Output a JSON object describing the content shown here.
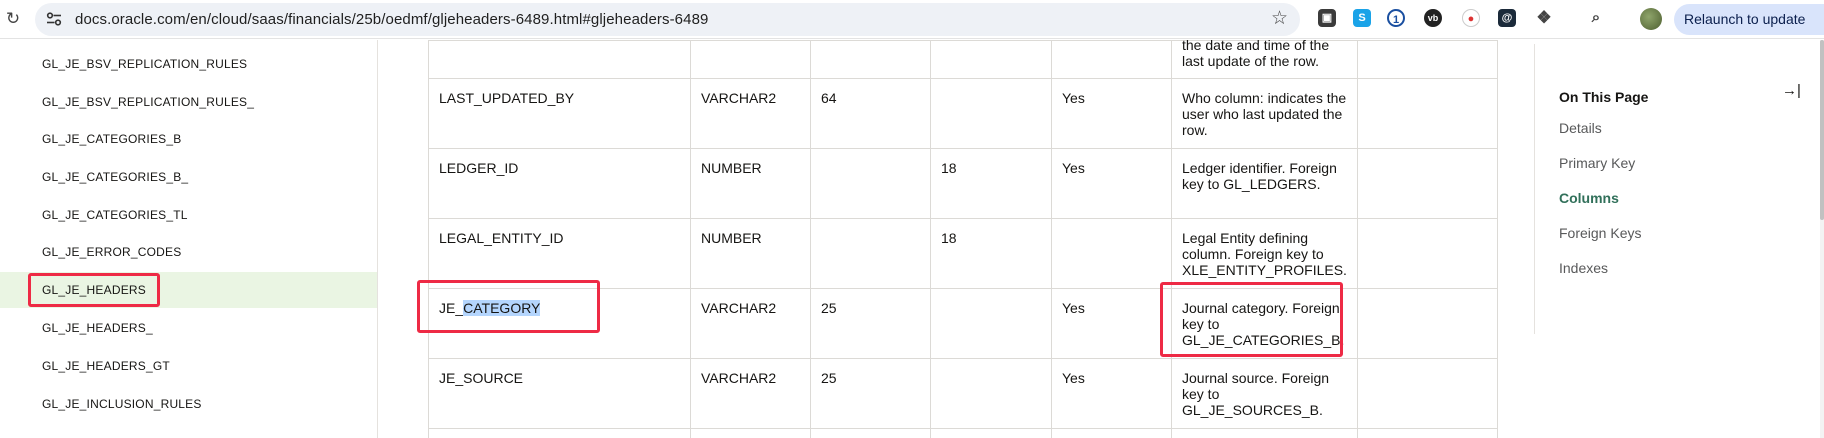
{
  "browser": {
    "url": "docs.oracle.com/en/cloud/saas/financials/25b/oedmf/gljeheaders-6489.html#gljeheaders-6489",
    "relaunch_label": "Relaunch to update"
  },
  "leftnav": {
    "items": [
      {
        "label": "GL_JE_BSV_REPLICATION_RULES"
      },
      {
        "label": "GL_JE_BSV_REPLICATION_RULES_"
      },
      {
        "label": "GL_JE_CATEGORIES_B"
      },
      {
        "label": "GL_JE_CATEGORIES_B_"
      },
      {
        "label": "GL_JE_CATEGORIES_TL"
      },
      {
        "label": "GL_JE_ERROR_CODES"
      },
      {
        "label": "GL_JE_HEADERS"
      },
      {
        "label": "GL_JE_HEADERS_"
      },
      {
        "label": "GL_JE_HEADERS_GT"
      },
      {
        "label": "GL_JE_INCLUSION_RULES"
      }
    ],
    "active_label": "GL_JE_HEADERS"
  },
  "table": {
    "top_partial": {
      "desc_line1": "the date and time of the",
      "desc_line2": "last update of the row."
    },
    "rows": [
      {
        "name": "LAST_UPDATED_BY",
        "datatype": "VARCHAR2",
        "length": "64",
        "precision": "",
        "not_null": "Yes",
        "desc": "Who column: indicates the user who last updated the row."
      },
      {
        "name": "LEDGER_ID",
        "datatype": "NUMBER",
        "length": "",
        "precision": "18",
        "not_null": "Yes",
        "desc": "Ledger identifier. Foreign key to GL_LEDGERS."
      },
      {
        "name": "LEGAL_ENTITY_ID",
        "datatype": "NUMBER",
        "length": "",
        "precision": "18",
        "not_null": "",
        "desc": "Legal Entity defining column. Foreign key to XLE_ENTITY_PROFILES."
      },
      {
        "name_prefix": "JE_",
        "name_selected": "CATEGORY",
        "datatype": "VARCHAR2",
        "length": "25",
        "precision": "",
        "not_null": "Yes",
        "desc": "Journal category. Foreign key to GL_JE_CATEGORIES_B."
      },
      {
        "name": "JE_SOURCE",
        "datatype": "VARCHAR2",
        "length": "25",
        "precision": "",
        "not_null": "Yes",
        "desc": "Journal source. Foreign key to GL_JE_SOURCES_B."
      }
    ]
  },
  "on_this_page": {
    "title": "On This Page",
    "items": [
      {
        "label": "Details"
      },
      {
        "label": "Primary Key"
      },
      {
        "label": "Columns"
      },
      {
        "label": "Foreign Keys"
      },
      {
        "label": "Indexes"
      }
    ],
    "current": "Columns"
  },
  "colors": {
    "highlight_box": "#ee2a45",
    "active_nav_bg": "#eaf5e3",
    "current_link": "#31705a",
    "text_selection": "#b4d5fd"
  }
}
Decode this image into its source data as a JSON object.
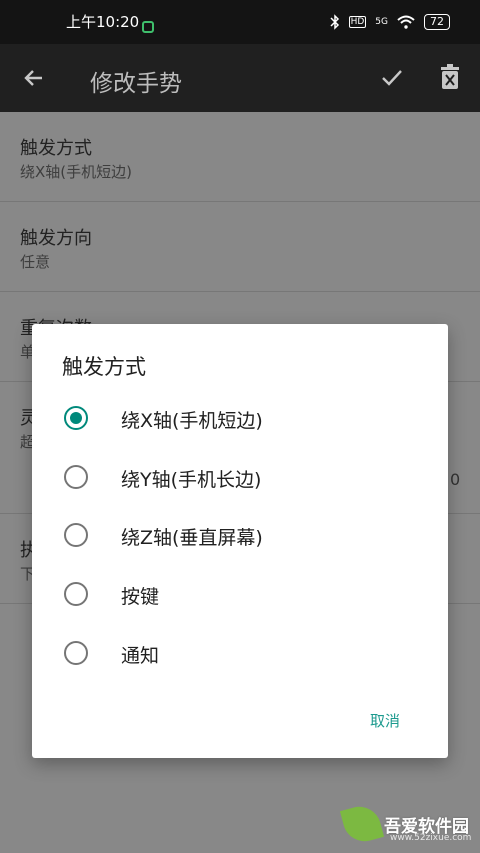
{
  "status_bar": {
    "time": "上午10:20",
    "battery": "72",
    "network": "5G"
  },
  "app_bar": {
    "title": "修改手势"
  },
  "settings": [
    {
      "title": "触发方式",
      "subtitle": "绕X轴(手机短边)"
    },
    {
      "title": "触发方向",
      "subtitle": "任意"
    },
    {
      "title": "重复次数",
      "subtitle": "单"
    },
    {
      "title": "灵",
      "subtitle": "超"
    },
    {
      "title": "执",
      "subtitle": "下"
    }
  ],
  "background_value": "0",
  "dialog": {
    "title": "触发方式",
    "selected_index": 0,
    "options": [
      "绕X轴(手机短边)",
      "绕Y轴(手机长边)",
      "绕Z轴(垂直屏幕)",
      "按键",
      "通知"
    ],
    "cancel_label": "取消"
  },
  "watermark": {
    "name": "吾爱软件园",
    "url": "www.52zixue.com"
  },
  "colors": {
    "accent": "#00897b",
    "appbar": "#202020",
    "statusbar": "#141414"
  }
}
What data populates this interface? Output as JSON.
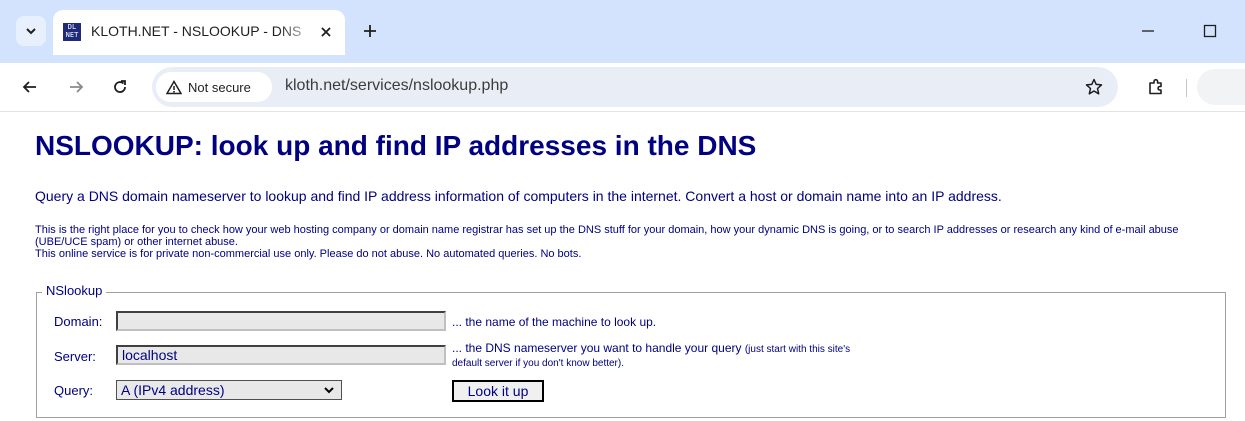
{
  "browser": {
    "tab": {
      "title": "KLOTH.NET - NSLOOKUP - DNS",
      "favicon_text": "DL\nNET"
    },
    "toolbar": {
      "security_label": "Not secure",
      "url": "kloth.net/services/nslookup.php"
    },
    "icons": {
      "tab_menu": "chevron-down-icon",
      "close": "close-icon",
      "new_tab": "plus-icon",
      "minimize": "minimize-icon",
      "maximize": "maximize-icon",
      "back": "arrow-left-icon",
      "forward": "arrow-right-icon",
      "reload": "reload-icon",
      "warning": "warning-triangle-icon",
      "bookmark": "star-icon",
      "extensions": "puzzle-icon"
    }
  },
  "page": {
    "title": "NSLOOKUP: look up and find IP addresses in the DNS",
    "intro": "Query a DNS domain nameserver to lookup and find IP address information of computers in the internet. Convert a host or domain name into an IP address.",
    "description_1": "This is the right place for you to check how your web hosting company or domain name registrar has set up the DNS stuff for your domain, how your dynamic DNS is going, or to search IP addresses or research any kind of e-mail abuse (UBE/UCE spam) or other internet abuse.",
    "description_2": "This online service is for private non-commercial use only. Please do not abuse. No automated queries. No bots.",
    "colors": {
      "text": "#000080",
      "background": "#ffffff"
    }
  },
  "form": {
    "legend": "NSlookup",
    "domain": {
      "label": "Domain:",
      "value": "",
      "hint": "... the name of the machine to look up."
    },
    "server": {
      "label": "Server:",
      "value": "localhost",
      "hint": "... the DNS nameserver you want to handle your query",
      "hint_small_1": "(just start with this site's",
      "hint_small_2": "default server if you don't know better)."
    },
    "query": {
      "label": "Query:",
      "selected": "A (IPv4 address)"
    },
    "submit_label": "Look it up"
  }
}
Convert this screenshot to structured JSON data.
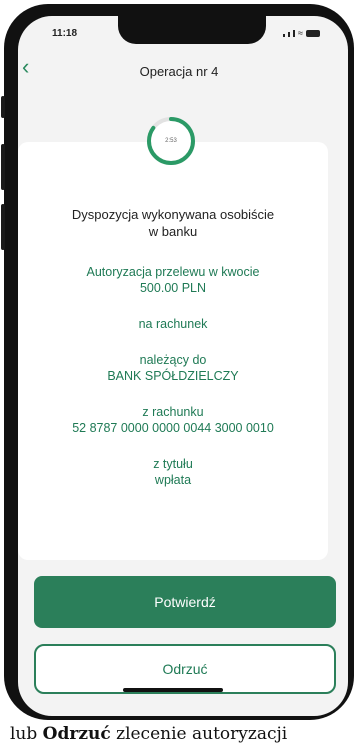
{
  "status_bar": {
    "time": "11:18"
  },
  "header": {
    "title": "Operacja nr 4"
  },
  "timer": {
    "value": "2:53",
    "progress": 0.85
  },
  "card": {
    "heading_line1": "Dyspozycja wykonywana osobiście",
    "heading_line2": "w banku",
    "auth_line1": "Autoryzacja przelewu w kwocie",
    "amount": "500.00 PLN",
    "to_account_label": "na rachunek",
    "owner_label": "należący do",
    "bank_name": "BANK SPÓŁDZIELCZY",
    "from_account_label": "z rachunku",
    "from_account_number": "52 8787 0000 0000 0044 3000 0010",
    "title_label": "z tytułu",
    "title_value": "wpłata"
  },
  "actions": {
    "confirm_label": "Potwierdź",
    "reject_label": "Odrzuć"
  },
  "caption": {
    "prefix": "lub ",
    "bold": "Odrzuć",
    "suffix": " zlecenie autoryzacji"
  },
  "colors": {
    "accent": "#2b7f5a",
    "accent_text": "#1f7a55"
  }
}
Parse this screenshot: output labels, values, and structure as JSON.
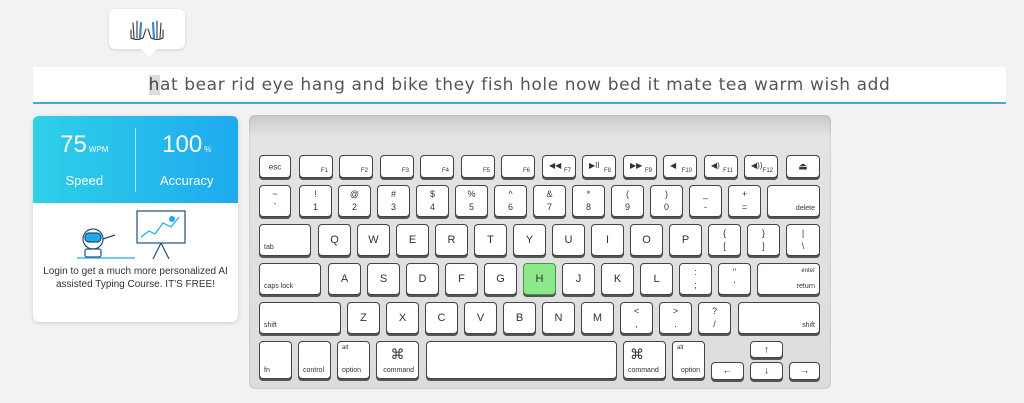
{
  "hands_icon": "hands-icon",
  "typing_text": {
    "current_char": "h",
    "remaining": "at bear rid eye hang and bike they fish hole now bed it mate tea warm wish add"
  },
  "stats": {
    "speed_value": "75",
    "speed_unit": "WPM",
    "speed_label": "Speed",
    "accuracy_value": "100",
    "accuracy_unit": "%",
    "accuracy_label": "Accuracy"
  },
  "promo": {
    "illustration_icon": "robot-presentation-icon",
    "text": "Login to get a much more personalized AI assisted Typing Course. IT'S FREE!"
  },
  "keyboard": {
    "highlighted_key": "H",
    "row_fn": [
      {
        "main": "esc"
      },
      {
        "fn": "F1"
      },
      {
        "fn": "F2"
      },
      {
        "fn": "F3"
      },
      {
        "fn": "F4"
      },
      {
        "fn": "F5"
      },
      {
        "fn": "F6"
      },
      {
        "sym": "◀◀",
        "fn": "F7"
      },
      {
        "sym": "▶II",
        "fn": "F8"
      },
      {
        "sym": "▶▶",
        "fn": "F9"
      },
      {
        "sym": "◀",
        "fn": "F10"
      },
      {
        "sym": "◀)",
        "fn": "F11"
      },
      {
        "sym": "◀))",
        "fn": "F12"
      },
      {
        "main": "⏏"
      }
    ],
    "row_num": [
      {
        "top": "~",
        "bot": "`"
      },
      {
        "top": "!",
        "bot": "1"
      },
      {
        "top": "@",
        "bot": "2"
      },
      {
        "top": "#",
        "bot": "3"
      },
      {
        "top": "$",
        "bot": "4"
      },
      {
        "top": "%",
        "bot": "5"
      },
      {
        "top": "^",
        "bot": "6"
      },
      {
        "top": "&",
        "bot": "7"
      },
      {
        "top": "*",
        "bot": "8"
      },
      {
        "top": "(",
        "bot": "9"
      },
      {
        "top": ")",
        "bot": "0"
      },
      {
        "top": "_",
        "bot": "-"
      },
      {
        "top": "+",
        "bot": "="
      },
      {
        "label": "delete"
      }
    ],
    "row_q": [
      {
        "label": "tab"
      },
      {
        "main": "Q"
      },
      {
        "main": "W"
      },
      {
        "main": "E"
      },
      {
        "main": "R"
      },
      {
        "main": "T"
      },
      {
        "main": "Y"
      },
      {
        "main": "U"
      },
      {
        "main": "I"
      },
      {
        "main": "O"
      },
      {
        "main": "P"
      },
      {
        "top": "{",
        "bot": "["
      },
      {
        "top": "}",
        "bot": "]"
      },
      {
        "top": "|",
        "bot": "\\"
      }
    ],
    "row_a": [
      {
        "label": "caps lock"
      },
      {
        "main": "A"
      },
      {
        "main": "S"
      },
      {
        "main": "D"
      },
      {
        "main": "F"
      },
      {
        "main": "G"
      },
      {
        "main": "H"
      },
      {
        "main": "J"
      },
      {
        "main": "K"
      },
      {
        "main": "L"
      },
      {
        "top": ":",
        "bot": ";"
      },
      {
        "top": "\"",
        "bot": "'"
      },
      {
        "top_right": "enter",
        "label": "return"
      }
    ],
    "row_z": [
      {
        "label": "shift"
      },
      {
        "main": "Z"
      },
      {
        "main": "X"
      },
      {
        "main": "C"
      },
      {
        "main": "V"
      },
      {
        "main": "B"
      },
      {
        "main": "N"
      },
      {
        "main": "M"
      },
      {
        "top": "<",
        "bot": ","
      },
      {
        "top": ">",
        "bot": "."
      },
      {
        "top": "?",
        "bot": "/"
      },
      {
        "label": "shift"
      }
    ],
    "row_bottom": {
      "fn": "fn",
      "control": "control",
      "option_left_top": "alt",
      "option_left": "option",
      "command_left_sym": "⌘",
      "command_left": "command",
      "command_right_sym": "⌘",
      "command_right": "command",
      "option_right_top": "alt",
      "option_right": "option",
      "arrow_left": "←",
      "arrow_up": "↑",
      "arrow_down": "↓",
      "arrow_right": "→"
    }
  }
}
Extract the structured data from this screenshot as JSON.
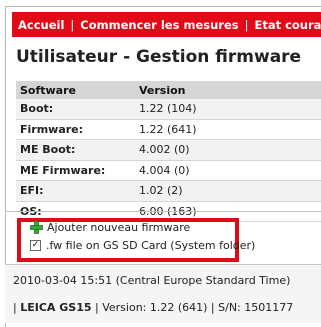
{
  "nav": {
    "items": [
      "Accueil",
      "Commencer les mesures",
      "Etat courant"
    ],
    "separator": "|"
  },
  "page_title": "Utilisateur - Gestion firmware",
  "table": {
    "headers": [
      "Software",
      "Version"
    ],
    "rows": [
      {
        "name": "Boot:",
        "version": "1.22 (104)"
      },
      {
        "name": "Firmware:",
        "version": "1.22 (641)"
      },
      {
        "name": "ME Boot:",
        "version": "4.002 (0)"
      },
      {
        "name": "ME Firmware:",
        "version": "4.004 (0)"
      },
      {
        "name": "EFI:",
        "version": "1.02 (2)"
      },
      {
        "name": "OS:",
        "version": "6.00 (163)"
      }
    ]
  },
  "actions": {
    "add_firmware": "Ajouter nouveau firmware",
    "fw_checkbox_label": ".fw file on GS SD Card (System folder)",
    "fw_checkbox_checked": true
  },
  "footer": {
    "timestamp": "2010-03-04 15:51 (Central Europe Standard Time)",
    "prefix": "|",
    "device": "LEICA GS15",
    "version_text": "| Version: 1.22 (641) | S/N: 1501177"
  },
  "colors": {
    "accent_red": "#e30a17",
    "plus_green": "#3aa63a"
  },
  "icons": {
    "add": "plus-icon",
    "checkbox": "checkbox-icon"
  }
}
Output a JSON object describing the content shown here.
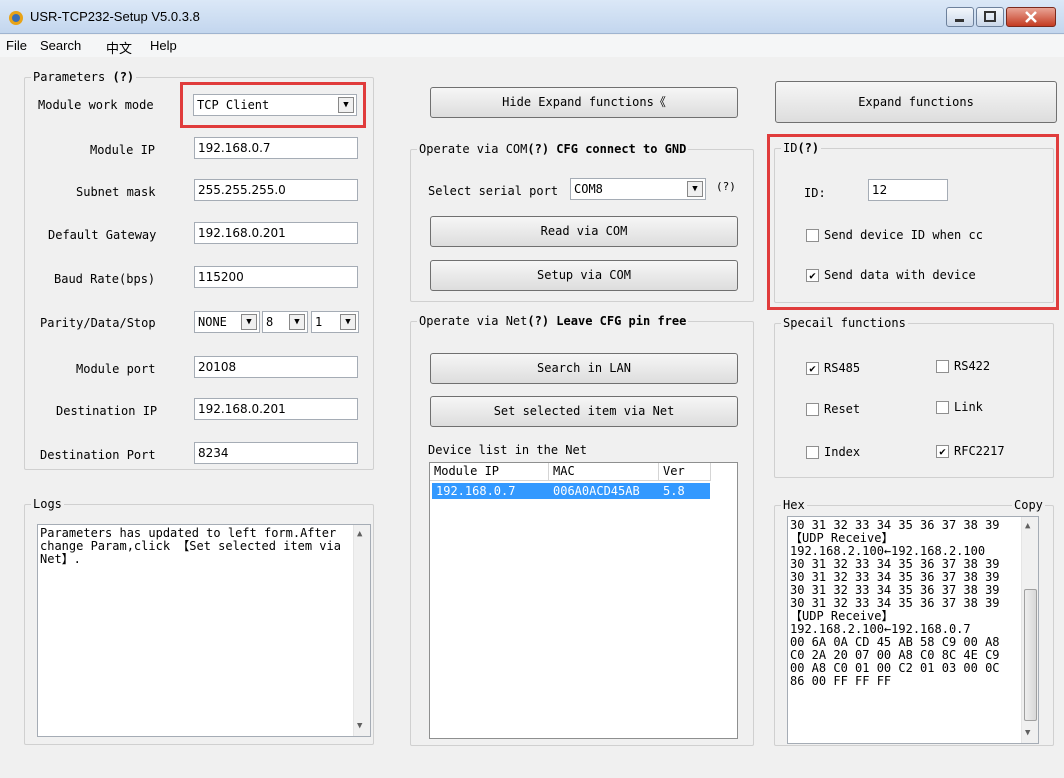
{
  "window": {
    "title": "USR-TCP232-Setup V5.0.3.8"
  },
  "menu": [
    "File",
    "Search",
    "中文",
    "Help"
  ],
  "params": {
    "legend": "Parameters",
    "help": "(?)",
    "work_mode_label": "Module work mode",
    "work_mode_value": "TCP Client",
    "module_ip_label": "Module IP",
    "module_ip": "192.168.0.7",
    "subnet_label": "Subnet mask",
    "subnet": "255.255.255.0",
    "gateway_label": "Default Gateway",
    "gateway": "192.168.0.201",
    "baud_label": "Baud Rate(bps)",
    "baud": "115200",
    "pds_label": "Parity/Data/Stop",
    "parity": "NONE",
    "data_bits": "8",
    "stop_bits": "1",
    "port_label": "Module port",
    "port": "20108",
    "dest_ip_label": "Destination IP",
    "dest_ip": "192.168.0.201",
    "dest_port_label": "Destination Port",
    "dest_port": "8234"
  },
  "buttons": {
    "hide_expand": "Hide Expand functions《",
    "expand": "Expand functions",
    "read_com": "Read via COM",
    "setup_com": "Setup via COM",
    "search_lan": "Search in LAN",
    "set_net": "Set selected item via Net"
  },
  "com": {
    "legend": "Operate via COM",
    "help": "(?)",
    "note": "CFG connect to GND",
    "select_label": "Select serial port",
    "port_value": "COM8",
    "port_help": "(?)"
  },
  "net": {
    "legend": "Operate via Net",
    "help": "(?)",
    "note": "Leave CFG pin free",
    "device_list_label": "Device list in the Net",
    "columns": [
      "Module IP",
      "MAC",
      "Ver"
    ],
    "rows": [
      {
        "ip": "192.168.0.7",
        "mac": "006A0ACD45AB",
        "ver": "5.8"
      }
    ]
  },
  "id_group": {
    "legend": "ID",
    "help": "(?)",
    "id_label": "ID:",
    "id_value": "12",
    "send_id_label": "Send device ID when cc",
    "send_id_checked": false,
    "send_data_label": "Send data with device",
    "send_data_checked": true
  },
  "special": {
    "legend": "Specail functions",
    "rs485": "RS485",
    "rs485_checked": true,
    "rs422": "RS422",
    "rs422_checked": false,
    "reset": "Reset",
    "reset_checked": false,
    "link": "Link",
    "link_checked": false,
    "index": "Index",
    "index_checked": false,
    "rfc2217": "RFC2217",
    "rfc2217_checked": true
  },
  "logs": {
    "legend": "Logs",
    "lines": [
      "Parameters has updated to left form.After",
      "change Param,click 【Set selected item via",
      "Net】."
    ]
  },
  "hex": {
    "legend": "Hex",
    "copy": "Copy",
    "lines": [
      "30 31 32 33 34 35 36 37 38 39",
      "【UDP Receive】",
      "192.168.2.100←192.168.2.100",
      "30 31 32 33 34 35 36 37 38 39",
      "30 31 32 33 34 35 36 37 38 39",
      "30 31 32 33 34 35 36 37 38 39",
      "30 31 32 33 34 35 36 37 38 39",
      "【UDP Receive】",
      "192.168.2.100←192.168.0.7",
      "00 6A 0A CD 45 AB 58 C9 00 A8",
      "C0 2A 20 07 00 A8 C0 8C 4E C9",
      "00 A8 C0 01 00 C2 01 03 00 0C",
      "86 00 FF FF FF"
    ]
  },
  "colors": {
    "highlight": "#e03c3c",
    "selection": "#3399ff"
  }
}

> REQUIREMENT
Find "Parameters". Copy every line it occurs in.

> EXERCISE ANSWER
    "legend": "Parameters",
      "Parameters has updated to left form.After",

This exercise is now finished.